--- Begin ---

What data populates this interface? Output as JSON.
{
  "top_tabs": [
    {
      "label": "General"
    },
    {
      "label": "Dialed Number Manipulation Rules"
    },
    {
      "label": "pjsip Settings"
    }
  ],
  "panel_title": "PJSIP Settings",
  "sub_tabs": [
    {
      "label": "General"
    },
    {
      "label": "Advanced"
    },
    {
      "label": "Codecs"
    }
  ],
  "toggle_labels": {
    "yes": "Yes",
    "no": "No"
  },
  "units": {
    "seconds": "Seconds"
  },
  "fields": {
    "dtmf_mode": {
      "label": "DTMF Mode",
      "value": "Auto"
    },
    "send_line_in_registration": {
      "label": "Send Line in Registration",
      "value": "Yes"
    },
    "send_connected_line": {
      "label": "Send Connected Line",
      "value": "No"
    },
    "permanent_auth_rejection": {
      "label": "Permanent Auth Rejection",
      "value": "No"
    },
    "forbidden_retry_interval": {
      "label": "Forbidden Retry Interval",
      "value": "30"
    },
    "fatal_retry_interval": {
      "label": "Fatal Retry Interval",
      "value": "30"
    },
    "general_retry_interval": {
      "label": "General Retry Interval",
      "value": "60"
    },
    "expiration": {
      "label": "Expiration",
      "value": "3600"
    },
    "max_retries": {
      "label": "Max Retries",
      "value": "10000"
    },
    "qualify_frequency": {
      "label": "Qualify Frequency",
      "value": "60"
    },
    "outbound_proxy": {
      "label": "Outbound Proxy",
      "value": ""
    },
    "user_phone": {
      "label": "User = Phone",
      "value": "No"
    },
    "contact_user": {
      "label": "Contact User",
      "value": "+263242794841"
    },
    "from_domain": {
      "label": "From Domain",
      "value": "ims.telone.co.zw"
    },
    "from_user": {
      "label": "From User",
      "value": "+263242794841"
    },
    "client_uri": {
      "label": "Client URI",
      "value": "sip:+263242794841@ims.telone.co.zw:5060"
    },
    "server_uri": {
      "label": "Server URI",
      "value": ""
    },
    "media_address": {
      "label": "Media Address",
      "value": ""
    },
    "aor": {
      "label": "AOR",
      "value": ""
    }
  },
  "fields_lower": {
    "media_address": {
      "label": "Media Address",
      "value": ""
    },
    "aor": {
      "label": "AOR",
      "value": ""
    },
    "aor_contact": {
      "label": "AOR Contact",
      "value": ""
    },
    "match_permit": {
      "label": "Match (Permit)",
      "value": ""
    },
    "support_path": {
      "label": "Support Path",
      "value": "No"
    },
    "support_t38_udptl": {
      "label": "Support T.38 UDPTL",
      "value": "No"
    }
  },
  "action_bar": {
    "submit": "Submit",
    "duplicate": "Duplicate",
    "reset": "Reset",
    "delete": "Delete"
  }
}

--- End ---

▸ **Challenge**
Print the records above in full, exactly.

▸ **Solution for this task**
What data populates this interface? Output as JSON.
{
  "top_tabs": [
    {
      "label": "General"
    },
    {
      "label": "Dialed Number Manipulation Rules"
    },
    {
      "label": "pjsip Settings"
    }
  ],
  "panel_title": "PJSIP Settings",
  "sub_tabs": [
    {
      "label": "General"
    },
    {
      "label": "Advanced"
    },
    {
      "label": "Codecs"
    }
  ],
  "toggle_labels": {
    "yes": "Yes",
    "no": "No"
  },
  "units": {
    "seconds": "Seconds"
  },
  "fields": {
    "dtmf_mode": {
      "label": "DTMF Mode",
      "value": "Auto"
    },
    "send_line_in_registration": {
      "label": "Send Line in Registration",
      "value": "Yes"
    },
    "send_connected_line": {
      "label": "Send Connected Line",
      "value": "No"
    },
    "permanent_auth_rejection": {
      "label": "Permanent Auth Rejection",
      "value": "No"
    },
    "forbidden_retry_interval": {
      "label": "Forbidden Retry Interval",
      "value": "30"
    },
    "fatal_retry_interval": {
      "label": "Fatal Retry Interval",
      "value": "30"
    },
    "general_retry_interval": {
      "label": "General Retry Interval",
      "value": "60"
    },
    "expiration": {
      "label": "Expiration",
      "value": "3600"
    },
    "max_retries": {
      "label": "Max Retries",
      "value": "10000"
    },
    "qualify_frequency": {
      "label": "Qualify Frequency",
      "value": "60"
    },
    "outbound_proxy": {
      "label": "Outbound Proxy",
      "value": ""
    },
    "user_phone": {
      "label": "User = Phone",
      "value": "No"
    },
    "contact_user": {
      "label": "Contact User",
      "value": "+263242794841"
    },
    "from_domain": {
      "label": "From Domain",
      "value": "ims.telone.co.zw"
    },
    "from_user": {
      "label": "From User",
      "value": "+263242794841"
    },
    "client_uri": {
      "label": "Client URI",
      "value": "sip:+263242794841@ims.telone.co.zw:5060"
    },
    "server_uri": {
      "label": "Server URI",
      "value": ""
    },
    "media_address": {
      "label": "Media Address",
      "value": ""
    },
    "aor": {
      "label": "AOR",
      "value": ""
    }
  },
  "fields_lower": {
    "media_address": {
      "label": "Media Address",
      "value": ""
    },
    "aor": {
      "label": "AOR",
      "value": ""
    },
    "aor_contact": {
      "label": "AOR Contact",
      "value": ""
    },
    "match_permit": {
      "label": "Match (Permit)",
      "value": ""
    },
    "support_path": {
      "label": "Support Path",
      "value": "No"
    },
    "support_t38_udptl": {
      "label": "Support T.38 UDPTL",
      "value": "No"
    }
  },
  "action_bar": {
    "submit": "Submit",
    "duplicate": "Duplicate",
    "reset": "Reset",
    "delete": "Delete"
  }
}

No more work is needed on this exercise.